PROBLEM DESCRIPTION =>
Your task is to print every entry below exactly as given.

STORED ROWS =>
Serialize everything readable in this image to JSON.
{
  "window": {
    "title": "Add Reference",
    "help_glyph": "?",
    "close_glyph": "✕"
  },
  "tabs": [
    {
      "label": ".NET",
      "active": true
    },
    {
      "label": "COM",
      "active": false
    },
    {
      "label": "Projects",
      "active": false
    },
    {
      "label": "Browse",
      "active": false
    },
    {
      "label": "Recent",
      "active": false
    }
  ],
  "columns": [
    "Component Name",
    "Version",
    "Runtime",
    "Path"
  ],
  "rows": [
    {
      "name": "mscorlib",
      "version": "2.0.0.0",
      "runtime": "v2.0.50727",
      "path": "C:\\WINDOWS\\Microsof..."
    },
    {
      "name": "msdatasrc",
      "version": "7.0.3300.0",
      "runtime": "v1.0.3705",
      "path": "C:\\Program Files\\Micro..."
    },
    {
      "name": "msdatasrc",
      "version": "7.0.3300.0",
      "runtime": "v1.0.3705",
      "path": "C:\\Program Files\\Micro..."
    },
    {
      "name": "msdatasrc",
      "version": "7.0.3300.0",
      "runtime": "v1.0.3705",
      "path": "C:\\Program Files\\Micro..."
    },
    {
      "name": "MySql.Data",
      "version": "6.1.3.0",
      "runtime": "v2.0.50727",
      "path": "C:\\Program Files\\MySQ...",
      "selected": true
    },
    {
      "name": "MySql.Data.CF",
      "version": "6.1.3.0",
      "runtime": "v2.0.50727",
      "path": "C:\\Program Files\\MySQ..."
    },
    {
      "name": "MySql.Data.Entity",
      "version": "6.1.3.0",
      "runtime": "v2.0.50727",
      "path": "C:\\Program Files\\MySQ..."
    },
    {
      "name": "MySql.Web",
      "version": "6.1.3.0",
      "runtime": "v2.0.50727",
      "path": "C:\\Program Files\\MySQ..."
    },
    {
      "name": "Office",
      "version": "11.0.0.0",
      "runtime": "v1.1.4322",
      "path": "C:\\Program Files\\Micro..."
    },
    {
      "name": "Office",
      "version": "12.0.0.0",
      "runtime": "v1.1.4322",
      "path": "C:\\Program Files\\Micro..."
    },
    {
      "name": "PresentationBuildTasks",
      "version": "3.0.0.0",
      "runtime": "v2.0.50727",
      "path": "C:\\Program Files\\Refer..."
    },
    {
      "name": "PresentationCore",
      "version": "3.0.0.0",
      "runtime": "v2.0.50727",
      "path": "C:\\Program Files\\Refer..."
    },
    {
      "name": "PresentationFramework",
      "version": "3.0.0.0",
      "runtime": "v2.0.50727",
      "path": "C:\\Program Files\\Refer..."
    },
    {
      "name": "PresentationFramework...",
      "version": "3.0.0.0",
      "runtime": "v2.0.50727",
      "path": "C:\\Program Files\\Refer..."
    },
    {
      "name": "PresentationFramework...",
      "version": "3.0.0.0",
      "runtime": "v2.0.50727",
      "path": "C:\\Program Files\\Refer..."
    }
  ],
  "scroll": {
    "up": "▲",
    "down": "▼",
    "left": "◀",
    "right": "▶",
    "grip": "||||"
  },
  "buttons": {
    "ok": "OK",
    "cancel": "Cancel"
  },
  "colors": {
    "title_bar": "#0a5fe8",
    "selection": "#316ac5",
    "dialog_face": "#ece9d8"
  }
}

RESULT =>
Serialize everything readable in this image to JSON.
{
  "window": {
    "title": "Add Reference",
    "help_glyph": "?",
    "close_glyph": "✕"
  },
  "tabs": [
    {
      "label": ".NET",
      "active": true
    },
    {
      "label": "COM",
      "active": false
    },
    {
      "label": "Projects",
      "active": false
    },
    {
      "label": "Browse",
      "active": false
    },
    {
      "label": "Recent",
      "active": false
    }
  ],
  "columns": [
    "Component Name",
    "Version",
    "Runtime",
    "Path"
  ],
  "rows": [
    {
      "name": "mscorlib",
      "version": "2.0.0.0",
      "runtime": "v2.0.50727",
      "path": "C:\\WINDOWS\\Microsof..."
    },
    {
      "name": "msdatasrc",
      "version": "7.0.3300.0",
      "runtime": "v1.0.3705",
      "path": "C:\\Program Files\\Micro..."
    },
    {
      "name": "msdatasrc",
      "version": "7.0.3300.0",
      "runtime": "v1.0.3705",
      "path": "C:\\Program Files\\Micro..."
    },
    {
      "name": "msdatasrc",
      "version": "7.0.3300.0",
      "runtime": "v1.0.3705",
      "path": "C:\\Program Files\\Micro..."
    },
    {
      "name": "MySql.Data",
      "version": "6.1.3.0",
      "runtime": "v2.0.50727",
      "path": "C:\\Program Files\\MySQ...",
      "selected": true
    },
    {
      "name": "MySql.Data.CF",
      "version": "6.1.3.0",
      "runtime": "v2.0.50727",
      "path": "C:\\Program Files\\MySQ..."
    },
    {
      "name": "MySql.Data.Entity",
      "version": "6.1.3.0",
      "runtime": "v2.0.50727",
      "path": "C:\\Program Files\\MySQ..."
    },
    {
      "name": "MySql.Web",
      "version": "6.1.3.0",
      "runtime": "v2.0.50727",
      "path": "C:\\Program Files\\MySQ..."
    },
    {
      "name": "Office",
      "version": "11.0.0.0",
      "runtime": "v1.1.4322",
      "path": "C:\\Program Files\\Micro..."
    },
    {
      "name": "Office",
      "version": "12.0.0.0",
      "runtime": "v1.1.4322",
      "path": "C:\\Program Files\\Micro..."
    },
    {
      "name": "PresentationBuildTasks",
      "version": "3.0.0.0",
      "runtime": "v2.0.50727",
      "path": "C:\\Program Files\\Refer..."
    },
    {
      "name": "PresentationCore",
      "version": "3.0.0.0",
      "runtime": "v2.0.50727",
      "path": "C:\\Program Files\\Refer..."
    },
    {
      "name": "PresentationFramework",
      "version": "3.0.0.0",
      "runtime": "v2.0.50727",
      "path": "C:\\Program Files\\Refer..."
    },
    {
      "name": "PresentationFramework...",
      "version": "3.0.0.0",
      "runtime": "v2.0.50727",
      "path": "C:\\Program Files\\Refer..."
    },
    {
      "name": "PresentationFramework...",
      "version": "3.0.0.0",
      "runtime": "v2.0.50727",
      "path": "C:\\Program Files\\Refer..."
    }
  ],
  "scroll": {
    "up": "▲",
    "down": "▼",
    "left": "◀",
    "right": "▶",
    "grip": "||||"
  },
  "buttons": {
    "ok": "OK",
    "cancel": "Cancel"
  },
  "colors": {
    "title_bar": "#0a5fe8",
    "selection": "#316ac5",
    "dialog_face": "#ece9d8"
  }
}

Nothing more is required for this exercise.